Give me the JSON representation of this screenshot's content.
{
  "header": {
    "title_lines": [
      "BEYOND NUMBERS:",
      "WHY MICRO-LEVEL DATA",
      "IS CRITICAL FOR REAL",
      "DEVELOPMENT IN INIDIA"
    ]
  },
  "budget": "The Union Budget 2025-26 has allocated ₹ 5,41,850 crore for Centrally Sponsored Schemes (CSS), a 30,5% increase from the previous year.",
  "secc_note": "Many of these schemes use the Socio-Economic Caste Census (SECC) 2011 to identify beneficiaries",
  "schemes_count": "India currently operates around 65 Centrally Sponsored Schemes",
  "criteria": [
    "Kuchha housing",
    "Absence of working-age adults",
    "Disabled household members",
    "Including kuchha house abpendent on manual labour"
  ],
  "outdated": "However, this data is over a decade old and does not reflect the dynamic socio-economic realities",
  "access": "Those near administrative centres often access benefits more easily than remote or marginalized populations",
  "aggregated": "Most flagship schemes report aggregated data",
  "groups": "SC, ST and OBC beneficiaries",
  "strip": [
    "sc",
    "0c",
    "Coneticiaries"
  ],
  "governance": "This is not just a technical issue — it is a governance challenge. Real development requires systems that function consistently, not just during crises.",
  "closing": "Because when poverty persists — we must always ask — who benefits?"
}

YOUR OBJECTIVE: Return each line with "Centrally".

EXERCISE OUTPUT:
  "budget": "The Union Budget 2025-26 has allocated ₹ 5,41,850 crore for Centrally Sponsored Schemes (CSS), a 30,5% increase from the previous year.",
  "schemes_count": "India currently operates around 65 Centrally Sponsored Schemes",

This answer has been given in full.